WORK TO DO: Check every line of the data below for the string "selected", and copy the ones that hold it.

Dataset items

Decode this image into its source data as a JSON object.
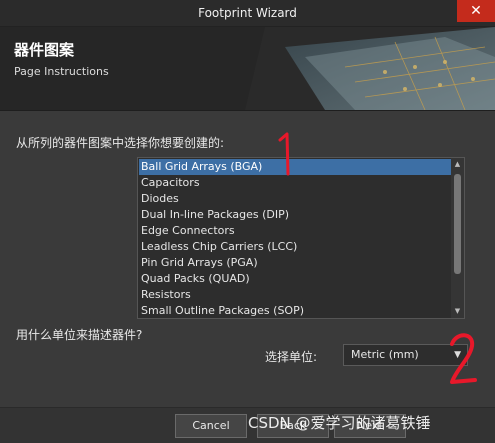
{
  "window": {
    "title": "Footprint Wizard",
    "close_glyph": "✕"
  },
  "header": {
    "title": "器件图案",
    "subtitle": "Page Instructions"
  },
  "prompt": "从所列的器件图案中选择你想要创建的:",
  "list": {
    "items": [
      "Ball Grid Arrays (BGA)",
      "Capacitors",
      "Diodes",
      "Dual In-line Packages (DIP)",
      "Edge Connectors",
      "Leadless Chip Carriers (LCC)",
      "Pin Grid Arrays (PGA)",
      "Quad Packs (QUAD)",
      "Resistors",
      "Small Outline Packages (SOP)"
    ],
    "selected": "Ball Grid Arrays (BGA)"
  },
  "units": {
    "question": "用什么单位来描述器件?",
    "label": "选择单位:",
    "selected": "Metric (mm)"
  },
  "buttons": {
    "cancel": "Cancel",
    "back": "Back",
    "next": "Next"
  },
  "annotations": {
    "one": "1",
    "two": "2"
  },
  "watermark": "CSDN @爱学习的诸葛铁锤",
  "colors": {
    "selection": "#3d6fa5",
    "annotation": "#e8182a",
    "close": "#c42b1c"
  }
}
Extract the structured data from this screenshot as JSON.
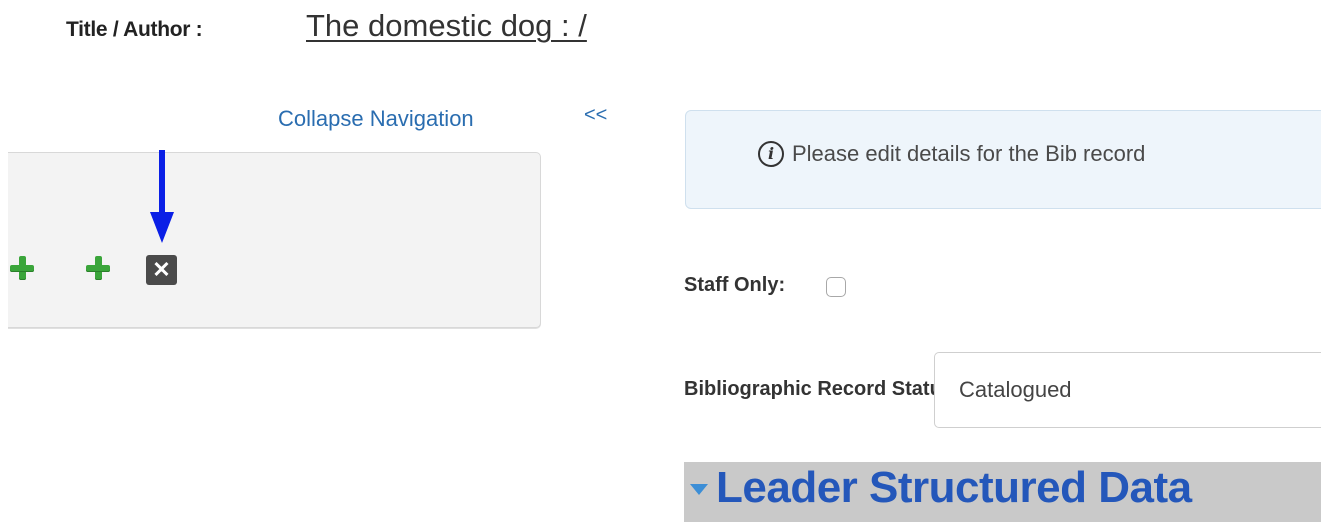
{
  "title_row": {
    "label": "Title / Author :",
    "value": "The domestic dog : /"
  },
  "navigation": {
    "collapse_label": "Collapse Navigation",
    "collapse_arrows": "<<",
    "icons": [
      "add-icon",
      "add-icon",
      "delete-icon"
    ]
  },
  "alert": {
    "icon": "info-icon",
    "text": "Please edit details for the Bib record"
  },
  "staff_only": {
    "label": "Staff Only:",
    "checked": false
  },
  "record_status": {
    "label": "Bibliographic Record Status:",
    "selected": "Catalogued"
  },
  "leader_section": {
    "title": "Leader Structured Data",
    "expanded": true
  },
  "colors": {
    "link": "#2a6db0",
    "add_icon": "#3aa53a",
    "delete_icon": "#4a4a4a",
    "annotation_arrow": "#0a1fe6",
    "alert_bg": "#eef5fb",
    "leader_bar": "#c9c9c9",
    "leader_title": "#2457ba"
  }
}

EXERCISE RESULT:
    "selected": "Ball Grid Arrays (BGA)"
    "selected": "Metric (mm)"
    "selected": "Catalogued"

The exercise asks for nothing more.